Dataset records

*-*-*

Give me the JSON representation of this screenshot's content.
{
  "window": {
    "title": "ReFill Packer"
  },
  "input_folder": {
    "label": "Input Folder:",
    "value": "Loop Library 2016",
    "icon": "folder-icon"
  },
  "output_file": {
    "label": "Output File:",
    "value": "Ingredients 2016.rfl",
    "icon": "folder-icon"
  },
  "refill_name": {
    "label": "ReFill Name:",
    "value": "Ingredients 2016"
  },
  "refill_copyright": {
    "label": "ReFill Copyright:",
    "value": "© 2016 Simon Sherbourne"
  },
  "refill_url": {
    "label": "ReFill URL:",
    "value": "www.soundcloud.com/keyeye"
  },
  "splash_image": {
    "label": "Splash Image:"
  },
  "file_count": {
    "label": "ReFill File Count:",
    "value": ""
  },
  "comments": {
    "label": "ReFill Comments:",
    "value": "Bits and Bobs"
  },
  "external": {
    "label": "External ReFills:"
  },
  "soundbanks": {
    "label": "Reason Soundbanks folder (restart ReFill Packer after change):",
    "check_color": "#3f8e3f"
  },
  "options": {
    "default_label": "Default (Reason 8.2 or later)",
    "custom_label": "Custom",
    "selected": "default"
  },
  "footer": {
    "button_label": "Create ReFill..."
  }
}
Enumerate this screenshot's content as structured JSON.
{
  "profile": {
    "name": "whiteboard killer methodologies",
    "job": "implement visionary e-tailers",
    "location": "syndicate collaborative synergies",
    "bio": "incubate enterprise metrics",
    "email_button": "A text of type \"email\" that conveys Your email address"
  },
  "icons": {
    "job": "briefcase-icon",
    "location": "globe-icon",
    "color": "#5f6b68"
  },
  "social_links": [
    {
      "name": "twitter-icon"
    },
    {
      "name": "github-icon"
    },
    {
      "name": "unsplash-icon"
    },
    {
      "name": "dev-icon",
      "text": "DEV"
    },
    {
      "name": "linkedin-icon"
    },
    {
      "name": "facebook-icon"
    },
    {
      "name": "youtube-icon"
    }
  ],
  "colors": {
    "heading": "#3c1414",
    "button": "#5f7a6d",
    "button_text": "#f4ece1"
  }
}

*-*-*

#### [What to produce]
Produce an exact copy of all the records.

#### [Correct result]
Give me the JSON representation of this screenshot's content.
{
  "window": {
    "title": "ReFill Packer"
  },
  "input_folder": {
    "label": "Input Folder:",
    "value": "Loop Library 2016",
    "icon": "folder-icon"
  },
  "output_file": {
    "label": "Output File:",
    "value": "Ingredients 2016.rfl",
    "icon": "folder-icon"
  },
  "refill_name": {
    "label": "ReFill Name:",
    "value": "Ingredients 2016"
  },
  "refill_copyright": {
    "label": "ReFill Copyright:",
    "value": "© 2016 Simon Sherbourne"
  },
  "refill_url": {
    "label": "ReFill URL:",
    "value": "www.soundcloud.com/keyeye"
  },
  "splash_image": {
    "label": "Splash Image:"
  },
  "file_count": {
    "label": "ReFill File Count:",
    "value": ""
  },
  "comments": {
    "label": "ReFill Comments:",
    "value": "Bits and Bobs"
  },
  "external": {
    "label": "External ReFills:"
  },
  "soundbanks": {
    "label": "Reason Soundbanks folder (restart ReFill Packer after change):",
    "check_color": "#3f8e3f"
  },
  "options": {
    "default_label": "Default (Reason 8.2 or later)",
    "custom_label": "Custom",
    "selected": "default"
  },
  "footer": {
    "button_label": "Create ReFill..."
  }
}
Enumerate this screenshot's content as structured JSON.
{
  "profile": {
    "name": "whiteboard killer methodologies",
    "job": "implement visionary e-tailers",
    "location": "syndicate collaborative synergies",
    "bio": "incubate enterprise metrics",
    "email_button": "A text of type \"email\" that conveys Your email address"
  },
  "icons": {
    "job": "briefcase-icon",
    "location": "globe-icon",
    "color": "#5f6b68"
  },
  "social_links": [
    {
      "name": "twitter-icon"
    },
    {
      "name": "github-icon"
    },
    {
      "name": "unsplash-icon"
    },
    {
      "name": "dev-icon",
      "text": "DEV"
    },
    {
      "name": "linkedin-icon"
    },
    {
      "name": "facebook-icon"
    },
    {
      "name": "youtube-icon"
    }
  ],
  "colors": {
    "heading": "#3c1414",
    "button": "#5f7a6d",
    "button_text": "#f4ece1"
  }
}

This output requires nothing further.